Set exercise> Select all lines in the records that include "this".

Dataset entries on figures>

--

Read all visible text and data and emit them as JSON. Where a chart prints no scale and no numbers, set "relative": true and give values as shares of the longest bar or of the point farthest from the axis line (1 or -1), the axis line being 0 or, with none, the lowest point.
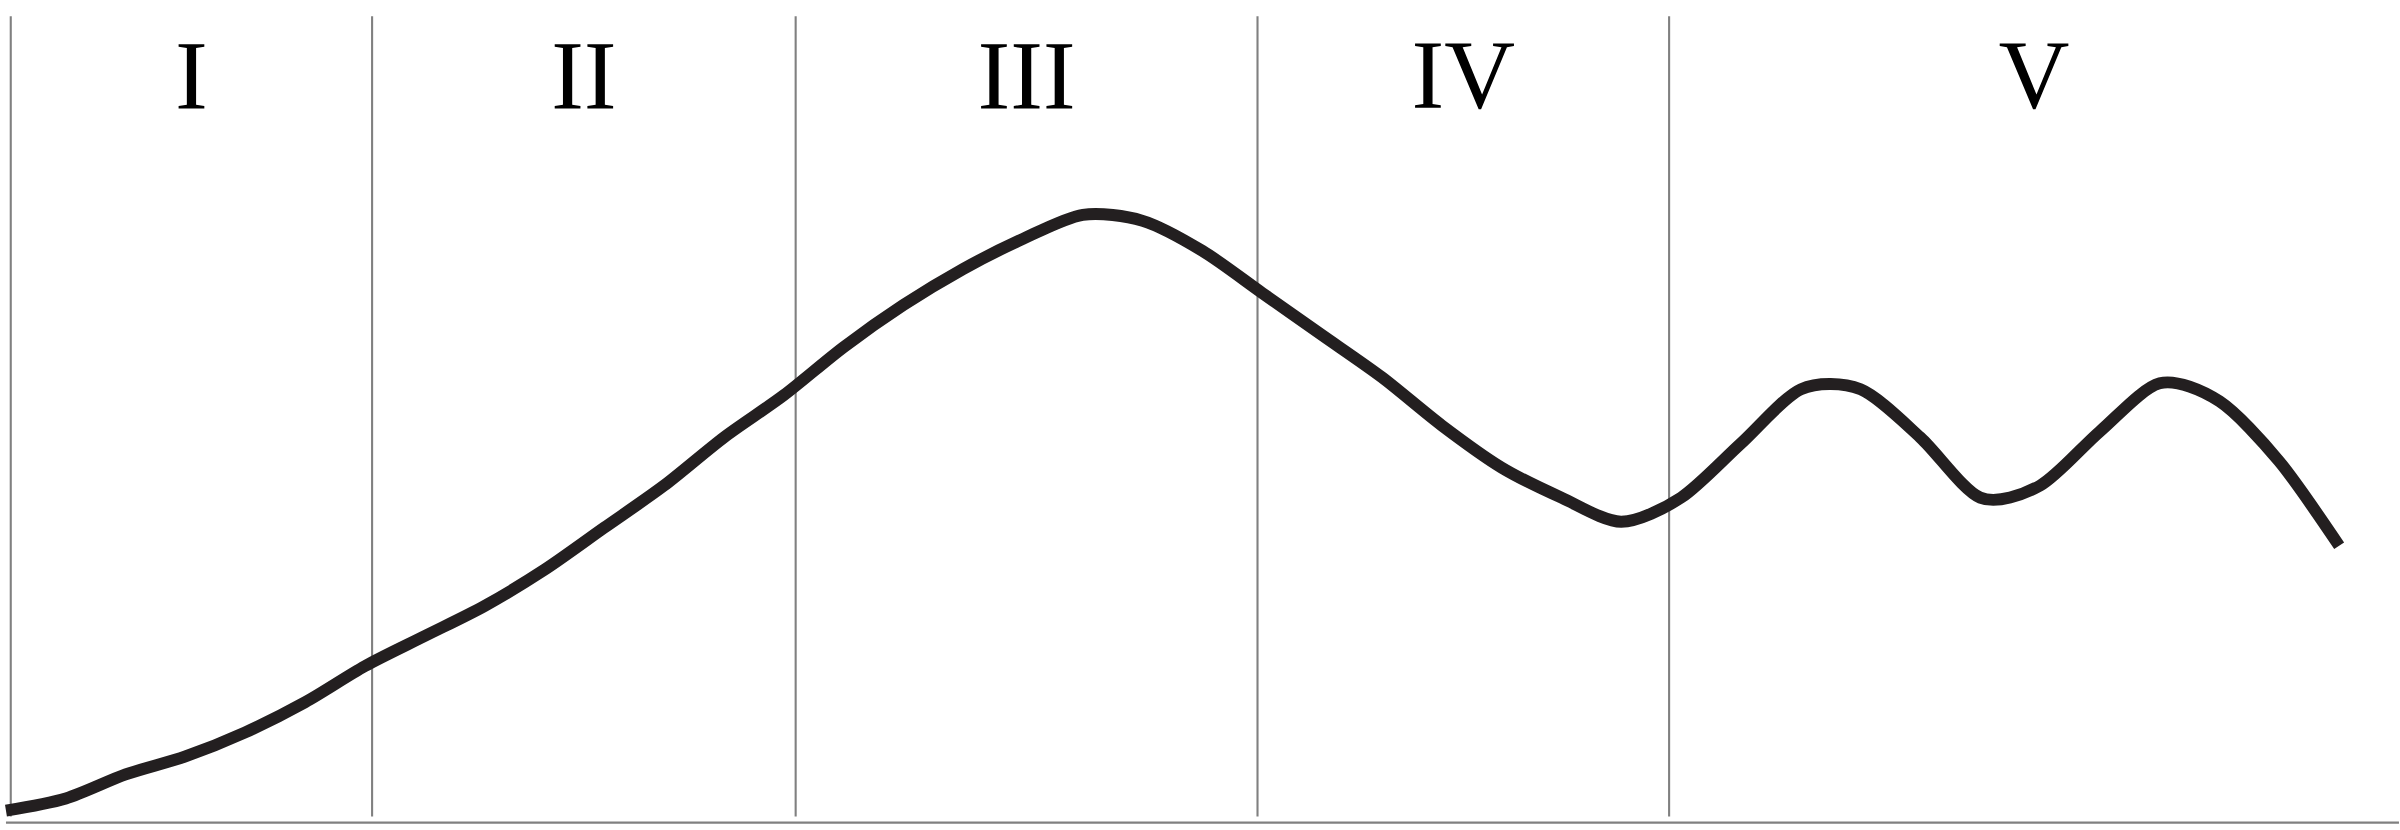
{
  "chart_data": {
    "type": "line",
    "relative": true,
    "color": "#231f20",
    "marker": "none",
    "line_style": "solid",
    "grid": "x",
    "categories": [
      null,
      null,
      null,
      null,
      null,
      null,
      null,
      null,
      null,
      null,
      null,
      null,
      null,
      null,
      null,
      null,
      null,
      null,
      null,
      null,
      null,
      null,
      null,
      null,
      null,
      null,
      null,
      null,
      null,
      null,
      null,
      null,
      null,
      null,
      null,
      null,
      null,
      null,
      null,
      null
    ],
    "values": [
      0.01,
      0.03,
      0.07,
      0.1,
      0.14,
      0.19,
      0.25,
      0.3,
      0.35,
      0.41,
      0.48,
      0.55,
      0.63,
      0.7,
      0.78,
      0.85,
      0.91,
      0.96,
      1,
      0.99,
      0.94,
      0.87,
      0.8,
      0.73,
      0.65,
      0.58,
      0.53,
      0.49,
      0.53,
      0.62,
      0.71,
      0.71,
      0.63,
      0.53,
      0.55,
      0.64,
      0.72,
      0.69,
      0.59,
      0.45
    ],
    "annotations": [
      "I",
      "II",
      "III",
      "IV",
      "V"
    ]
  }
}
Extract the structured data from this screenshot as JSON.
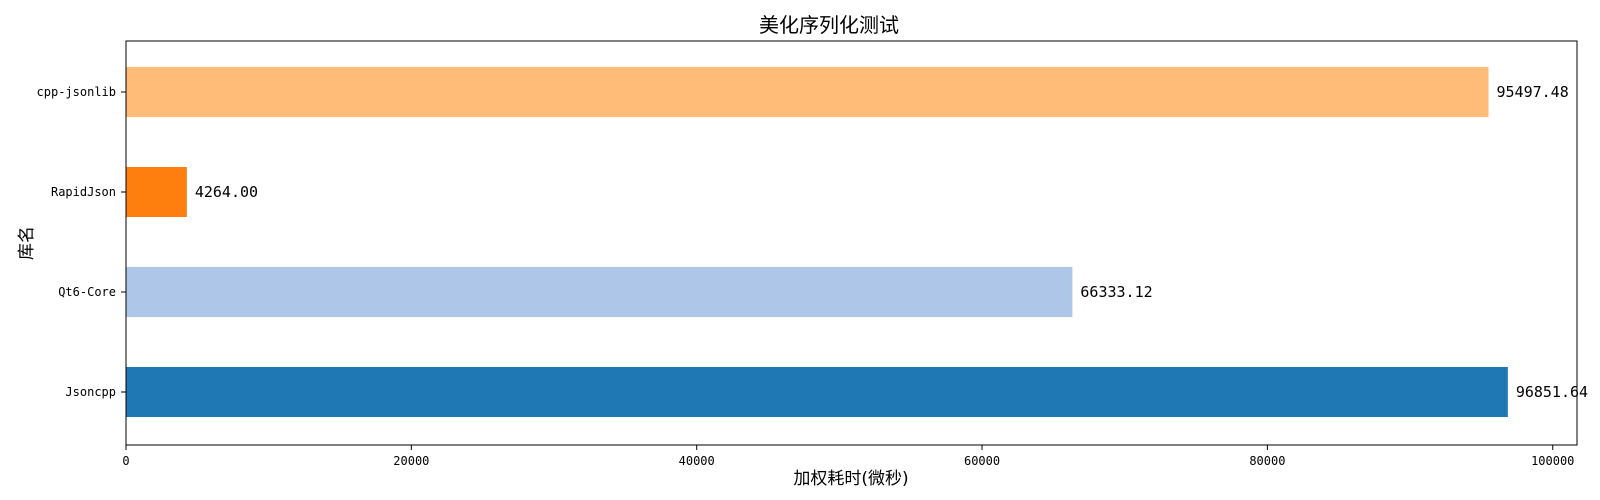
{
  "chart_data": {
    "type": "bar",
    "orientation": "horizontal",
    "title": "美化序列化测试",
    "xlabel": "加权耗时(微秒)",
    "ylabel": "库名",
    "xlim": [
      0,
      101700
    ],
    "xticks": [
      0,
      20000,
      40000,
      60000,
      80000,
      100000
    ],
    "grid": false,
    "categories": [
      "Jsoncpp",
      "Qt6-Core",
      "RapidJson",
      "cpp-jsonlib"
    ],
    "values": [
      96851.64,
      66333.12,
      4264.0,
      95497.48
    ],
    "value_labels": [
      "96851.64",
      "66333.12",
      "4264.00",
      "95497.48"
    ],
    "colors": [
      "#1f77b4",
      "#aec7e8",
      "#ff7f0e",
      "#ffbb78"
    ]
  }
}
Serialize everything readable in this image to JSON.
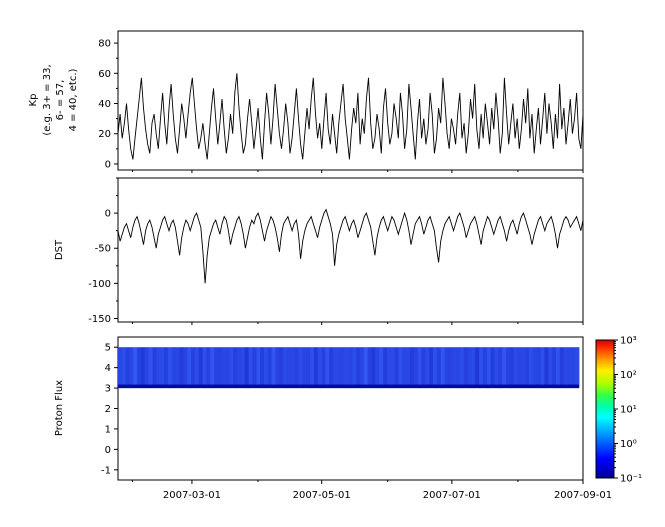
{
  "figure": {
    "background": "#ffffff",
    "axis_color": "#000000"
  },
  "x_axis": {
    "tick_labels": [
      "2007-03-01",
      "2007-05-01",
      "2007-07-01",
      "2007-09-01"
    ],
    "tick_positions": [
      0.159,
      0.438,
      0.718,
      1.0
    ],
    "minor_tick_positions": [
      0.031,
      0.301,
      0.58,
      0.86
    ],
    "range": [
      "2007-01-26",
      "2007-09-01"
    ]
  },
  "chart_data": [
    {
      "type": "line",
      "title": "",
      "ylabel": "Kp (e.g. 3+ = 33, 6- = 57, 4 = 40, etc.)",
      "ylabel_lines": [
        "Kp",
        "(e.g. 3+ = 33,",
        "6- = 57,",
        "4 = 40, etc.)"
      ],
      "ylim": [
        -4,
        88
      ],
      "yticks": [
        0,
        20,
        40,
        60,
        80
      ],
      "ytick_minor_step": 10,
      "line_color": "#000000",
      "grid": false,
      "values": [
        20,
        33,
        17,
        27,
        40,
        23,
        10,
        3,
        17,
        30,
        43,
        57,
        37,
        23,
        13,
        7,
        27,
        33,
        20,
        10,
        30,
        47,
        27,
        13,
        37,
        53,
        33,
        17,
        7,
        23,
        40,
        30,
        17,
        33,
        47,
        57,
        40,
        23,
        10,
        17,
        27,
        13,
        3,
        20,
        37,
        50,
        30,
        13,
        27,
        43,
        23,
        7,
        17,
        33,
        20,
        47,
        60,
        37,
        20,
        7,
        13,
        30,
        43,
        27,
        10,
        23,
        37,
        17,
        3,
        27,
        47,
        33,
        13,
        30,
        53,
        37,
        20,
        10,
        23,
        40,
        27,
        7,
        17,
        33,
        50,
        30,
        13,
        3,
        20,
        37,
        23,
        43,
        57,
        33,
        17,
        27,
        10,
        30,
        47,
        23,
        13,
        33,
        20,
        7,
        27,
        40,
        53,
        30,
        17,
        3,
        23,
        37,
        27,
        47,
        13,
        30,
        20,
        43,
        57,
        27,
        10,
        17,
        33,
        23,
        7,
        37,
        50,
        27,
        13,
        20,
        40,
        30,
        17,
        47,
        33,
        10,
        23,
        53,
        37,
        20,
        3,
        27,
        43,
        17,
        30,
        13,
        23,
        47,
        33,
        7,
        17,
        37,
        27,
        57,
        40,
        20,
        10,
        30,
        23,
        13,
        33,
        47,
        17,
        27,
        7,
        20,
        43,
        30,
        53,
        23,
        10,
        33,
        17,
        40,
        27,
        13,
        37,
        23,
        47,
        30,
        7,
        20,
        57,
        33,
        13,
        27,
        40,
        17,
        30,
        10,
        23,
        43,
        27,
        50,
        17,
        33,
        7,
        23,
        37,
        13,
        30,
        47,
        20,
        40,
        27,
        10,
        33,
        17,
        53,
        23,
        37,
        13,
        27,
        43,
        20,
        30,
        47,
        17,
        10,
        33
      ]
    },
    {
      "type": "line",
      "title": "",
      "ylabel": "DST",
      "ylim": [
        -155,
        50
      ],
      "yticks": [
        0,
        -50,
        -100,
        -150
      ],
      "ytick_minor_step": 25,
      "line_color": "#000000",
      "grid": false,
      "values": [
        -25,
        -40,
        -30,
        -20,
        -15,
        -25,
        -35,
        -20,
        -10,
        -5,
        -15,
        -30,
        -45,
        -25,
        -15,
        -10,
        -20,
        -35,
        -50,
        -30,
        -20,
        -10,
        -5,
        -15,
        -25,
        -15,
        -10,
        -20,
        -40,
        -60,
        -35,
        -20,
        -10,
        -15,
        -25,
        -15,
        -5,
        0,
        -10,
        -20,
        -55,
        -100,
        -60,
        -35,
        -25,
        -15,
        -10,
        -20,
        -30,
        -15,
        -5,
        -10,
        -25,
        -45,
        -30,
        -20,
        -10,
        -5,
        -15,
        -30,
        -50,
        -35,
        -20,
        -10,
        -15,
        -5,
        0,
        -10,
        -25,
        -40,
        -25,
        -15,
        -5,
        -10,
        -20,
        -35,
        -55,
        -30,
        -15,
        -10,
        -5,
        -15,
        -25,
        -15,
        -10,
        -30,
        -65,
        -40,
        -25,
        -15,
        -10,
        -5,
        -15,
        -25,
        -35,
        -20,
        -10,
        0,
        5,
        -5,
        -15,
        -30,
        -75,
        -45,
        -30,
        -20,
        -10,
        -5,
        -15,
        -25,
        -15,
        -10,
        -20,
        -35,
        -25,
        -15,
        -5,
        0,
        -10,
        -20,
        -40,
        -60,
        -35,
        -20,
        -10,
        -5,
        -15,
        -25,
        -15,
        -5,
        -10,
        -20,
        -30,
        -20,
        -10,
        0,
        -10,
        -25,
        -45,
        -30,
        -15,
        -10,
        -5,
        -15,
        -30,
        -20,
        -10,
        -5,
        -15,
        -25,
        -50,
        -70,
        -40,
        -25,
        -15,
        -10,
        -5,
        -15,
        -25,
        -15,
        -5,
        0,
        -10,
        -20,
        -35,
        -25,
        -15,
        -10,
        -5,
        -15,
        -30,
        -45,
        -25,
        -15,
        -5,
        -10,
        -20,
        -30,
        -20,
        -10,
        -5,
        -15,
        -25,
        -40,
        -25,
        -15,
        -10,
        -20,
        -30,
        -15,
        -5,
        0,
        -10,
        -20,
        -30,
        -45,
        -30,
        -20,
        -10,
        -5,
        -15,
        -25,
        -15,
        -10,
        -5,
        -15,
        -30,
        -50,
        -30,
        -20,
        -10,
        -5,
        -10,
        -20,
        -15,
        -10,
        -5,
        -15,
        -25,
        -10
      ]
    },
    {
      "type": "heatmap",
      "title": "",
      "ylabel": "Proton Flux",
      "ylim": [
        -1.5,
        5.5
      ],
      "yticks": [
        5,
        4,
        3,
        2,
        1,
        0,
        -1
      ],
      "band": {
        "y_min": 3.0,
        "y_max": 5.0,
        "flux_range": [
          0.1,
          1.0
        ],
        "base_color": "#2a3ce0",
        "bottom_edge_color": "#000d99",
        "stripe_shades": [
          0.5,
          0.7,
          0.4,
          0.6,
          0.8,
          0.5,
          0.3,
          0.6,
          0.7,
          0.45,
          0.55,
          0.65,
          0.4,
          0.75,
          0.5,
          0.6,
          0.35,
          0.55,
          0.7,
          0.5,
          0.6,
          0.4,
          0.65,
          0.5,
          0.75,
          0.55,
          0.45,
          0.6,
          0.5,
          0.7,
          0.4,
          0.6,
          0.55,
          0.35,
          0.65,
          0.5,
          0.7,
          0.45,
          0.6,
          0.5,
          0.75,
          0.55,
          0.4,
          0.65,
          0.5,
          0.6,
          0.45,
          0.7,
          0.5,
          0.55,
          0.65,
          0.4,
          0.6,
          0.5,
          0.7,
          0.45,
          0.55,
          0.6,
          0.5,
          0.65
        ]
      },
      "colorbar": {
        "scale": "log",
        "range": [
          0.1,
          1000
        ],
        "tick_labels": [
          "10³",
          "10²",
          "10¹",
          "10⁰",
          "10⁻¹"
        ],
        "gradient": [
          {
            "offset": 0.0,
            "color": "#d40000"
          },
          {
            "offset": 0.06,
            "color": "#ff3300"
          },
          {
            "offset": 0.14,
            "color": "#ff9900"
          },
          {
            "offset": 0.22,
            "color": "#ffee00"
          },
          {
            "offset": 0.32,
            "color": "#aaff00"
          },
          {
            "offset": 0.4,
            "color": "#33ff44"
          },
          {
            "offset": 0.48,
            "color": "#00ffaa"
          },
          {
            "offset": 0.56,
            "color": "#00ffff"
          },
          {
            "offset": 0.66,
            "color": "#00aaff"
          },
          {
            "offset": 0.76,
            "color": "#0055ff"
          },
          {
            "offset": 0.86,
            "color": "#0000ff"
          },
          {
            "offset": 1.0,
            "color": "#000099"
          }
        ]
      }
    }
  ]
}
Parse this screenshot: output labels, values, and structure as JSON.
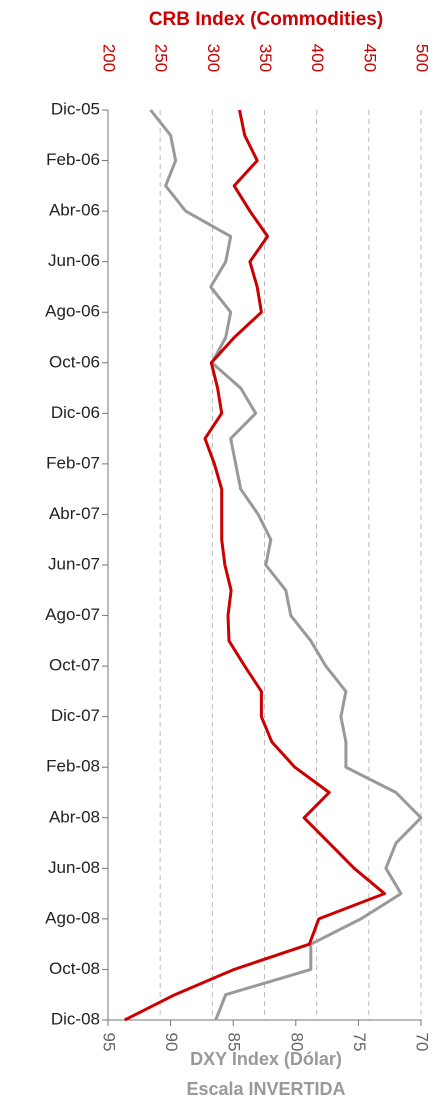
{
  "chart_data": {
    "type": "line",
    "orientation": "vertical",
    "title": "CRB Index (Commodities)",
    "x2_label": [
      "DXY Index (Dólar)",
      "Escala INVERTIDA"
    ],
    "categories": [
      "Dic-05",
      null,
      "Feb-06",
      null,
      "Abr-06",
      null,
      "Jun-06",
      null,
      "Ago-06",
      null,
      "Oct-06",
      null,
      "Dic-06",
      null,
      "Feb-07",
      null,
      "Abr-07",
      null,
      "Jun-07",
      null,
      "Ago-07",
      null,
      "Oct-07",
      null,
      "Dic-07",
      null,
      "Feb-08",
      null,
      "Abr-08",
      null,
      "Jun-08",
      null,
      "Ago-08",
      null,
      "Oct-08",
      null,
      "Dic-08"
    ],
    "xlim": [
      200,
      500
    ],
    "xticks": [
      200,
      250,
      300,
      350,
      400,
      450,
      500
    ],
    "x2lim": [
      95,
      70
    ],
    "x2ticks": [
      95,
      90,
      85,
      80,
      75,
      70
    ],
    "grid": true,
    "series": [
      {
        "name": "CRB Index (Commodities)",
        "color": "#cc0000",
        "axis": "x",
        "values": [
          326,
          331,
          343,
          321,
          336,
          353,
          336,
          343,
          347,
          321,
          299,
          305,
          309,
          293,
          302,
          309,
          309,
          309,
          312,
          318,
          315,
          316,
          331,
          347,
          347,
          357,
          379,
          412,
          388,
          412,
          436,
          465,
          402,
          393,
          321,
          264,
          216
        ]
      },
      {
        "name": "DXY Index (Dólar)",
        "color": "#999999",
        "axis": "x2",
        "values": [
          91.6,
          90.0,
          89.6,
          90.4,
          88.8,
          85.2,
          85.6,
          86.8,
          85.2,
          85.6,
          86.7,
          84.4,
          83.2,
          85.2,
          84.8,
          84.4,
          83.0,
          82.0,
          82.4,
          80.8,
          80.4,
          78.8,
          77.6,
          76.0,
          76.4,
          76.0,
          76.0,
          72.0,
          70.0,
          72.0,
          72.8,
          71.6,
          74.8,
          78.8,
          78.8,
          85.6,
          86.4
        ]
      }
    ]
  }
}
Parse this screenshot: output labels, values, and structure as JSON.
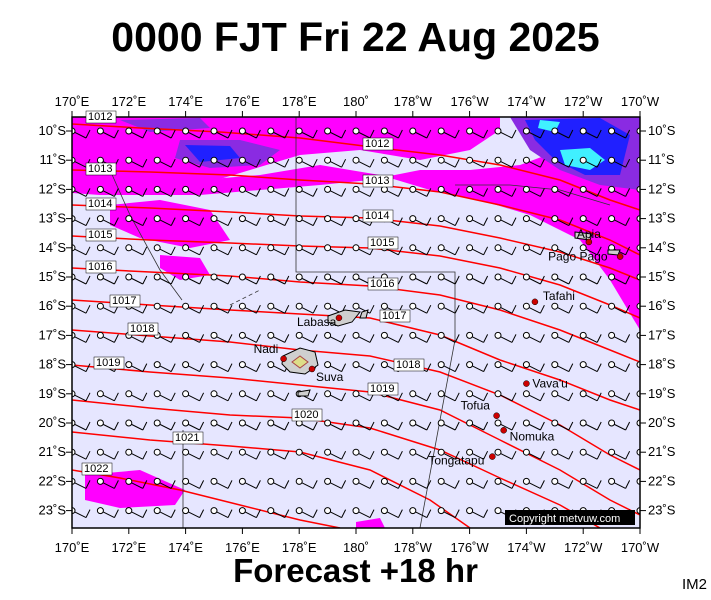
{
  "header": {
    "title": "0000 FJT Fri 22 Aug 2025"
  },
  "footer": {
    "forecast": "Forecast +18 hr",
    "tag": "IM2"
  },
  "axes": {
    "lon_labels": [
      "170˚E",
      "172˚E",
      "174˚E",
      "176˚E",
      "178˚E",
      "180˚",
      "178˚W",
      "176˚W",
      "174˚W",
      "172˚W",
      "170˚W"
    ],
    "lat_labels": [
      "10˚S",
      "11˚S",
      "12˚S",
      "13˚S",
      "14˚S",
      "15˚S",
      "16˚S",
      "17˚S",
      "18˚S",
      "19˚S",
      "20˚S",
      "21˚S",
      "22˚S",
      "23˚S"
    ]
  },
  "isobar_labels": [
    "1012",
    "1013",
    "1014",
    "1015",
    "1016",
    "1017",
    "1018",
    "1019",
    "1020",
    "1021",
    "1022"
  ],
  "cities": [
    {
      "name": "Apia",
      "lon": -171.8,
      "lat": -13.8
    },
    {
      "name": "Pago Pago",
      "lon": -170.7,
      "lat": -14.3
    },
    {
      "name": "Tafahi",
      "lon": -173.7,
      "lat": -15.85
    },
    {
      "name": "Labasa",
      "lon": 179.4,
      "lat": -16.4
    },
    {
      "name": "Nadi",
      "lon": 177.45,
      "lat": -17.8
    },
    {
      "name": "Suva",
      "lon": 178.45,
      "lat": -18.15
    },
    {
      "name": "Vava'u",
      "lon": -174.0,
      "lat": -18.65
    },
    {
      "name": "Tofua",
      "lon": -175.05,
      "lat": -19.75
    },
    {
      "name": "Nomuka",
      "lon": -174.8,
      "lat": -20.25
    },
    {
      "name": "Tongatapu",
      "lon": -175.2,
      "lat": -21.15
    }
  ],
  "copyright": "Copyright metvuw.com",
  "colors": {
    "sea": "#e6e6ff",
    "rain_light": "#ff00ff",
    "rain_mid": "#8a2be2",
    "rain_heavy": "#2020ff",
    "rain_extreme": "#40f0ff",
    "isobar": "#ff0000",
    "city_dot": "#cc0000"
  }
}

--

Worked answer>
Extract the structured data from this screenshot as JSON.
Serialize everything readable in this image to JSON.
Parse this screenshot: output labels, values, and structure as JSON.
Parse this screenshot: output labels, values, and structure as JSON.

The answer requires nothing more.